▶ [Listed records]:

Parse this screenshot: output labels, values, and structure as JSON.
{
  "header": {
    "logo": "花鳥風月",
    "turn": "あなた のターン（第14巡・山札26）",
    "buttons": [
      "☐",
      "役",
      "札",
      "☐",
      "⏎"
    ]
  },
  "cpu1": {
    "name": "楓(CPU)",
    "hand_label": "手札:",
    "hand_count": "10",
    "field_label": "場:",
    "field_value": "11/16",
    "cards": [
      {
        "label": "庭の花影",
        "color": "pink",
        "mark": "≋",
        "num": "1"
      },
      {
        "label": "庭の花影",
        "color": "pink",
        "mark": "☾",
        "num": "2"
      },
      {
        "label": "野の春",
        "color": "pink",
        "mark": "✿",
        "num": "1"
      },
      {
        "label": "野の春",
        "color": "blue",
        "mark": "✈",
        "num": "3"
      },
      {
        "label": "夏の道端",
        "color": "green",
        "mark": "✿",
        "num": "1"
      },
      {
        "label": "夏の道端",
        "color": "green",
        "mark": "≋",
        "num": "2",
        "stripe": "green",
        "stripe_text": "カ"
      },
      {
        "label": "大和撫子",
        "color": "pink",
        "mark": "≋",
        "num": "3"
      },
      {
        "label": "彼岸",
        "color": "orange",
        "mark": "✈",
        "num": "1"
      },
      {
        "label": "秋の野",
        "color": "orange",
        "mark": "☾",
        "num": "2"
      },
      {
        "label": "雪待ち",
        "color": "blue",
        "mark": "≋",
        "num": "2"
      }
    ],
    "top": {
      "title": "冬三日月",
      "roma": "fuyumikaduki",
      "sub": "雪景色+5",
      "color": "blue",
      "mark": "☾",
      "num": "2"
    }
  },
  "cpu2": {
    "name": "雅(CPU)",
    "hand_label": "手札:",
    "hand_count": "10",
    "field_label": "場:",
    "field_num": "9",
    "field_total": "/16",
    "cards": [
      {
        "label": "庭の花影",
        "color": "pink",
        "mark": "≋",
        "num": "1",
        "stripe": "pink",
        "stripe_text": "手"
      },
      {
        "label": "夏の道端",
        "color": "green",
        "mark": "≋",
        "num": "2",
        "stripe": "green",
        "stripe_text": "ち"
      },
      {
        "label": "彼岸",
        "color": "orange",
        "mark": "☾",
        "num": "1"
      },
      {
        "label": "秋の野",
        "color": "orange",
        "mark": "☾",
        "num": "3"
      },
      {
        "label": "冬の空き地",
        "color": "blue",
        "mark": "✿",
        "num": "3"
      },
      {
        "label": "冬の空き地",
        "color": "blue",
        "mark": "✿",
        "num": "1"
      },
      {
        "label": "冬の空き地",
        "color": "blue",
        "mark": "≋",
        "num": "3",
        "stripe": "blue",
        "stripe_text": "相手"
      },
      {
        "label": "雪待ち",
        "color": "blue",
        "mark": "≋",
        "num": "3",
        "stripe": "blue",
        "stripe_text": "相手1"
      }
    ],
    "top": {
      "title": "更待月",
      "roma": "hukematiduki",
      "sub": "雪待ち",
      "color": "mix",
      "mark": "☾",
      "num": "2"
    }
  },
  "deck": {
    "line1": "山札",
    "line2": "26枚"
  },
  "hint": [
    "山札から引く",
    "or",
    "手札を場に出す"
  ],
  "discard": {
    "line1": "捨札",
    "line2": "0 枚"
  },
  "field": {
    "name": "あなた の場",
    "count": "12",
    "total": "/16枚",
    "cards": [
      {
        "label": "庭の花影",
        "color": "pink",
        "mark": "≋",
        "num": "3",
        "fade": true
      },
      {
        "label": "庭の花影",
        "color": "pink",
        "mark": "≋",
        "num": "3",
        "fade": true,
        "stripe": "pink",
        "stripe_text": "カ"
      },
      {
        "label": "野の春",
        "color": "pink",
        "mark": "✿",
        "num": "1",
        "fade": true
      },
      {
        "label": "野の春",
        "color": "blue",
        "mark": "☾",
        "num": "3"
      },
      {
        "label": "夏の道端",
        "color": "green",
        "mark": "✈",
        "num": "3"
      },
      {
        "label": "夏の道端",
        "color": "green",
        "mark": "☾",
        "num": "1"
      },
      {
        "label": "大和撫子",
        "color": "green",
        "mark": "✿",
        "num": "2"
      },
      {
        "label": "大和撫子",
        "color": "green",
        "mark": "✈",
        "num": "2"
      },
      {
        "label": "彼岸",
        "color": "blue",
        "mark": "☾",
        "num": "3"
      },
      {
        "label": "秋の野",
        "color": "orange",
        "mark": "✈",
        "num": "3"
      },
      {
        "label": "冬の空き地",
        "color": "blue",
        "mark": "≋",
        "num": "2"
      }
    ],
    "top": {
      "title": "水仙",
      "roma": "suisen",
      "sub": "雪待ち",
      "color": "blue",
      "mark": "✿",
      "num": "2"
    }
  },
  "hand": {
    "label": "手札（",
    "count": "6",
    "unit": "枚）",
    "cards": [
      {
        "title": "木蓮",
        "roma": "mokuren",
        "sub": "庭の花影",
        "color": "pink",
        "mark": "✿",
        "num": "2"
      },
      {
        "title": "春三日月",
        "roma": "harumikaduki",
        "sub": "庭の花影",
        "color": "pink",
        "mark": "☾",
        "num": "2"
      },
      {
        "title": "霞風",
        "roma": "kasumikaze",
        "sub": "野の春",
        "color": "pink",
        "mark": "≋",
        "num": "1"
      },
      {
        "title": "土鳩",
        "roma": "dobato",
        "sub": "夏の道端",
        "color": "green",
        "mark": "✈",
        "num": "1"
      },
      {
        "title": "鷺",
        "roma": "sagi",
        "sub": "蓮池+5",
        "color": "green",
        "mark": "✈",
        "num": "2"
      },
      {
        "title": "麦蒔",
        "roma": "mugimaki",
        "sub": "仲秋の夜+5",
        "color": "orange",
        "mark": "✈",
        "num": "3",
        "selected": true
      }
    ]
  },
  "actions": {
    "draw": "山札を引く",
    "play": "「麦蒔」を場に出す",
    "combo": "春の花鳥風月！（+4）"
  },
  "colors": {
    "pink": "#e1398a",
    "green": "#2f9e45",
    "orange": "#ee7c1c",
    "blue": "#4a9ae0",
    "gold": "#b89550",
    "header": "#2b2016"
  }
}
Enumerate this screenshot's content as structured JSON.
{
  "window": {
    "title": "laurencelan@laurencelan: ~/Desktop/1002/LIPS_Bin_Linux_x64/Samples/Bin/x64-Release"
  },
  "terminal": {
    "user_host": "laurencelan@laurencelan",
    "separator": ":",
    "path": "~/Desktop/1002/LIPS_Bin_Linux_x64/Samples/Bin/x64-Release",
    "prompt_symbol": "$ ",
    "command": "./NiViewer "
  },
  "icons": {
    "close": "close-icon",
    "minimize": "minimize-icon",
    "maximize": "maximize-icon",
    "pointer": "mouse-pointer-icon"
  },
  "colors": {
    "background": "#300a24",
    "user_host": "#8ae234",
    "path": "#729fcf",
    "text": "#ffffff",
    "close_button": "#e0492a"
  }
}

▶ [Written problem]:
Gather each line that holds "Samples".

▶ [Reply]:
    "title": "laurencelan@laurencelan: ~/Desktop/1002/LIPS_Bin_Linux_x64/Samples/Bin/x64-Release"
    "path": "~/Desktop/1002/LIPS_Bin_Linux_x64/Samples/Bin/x64-Release",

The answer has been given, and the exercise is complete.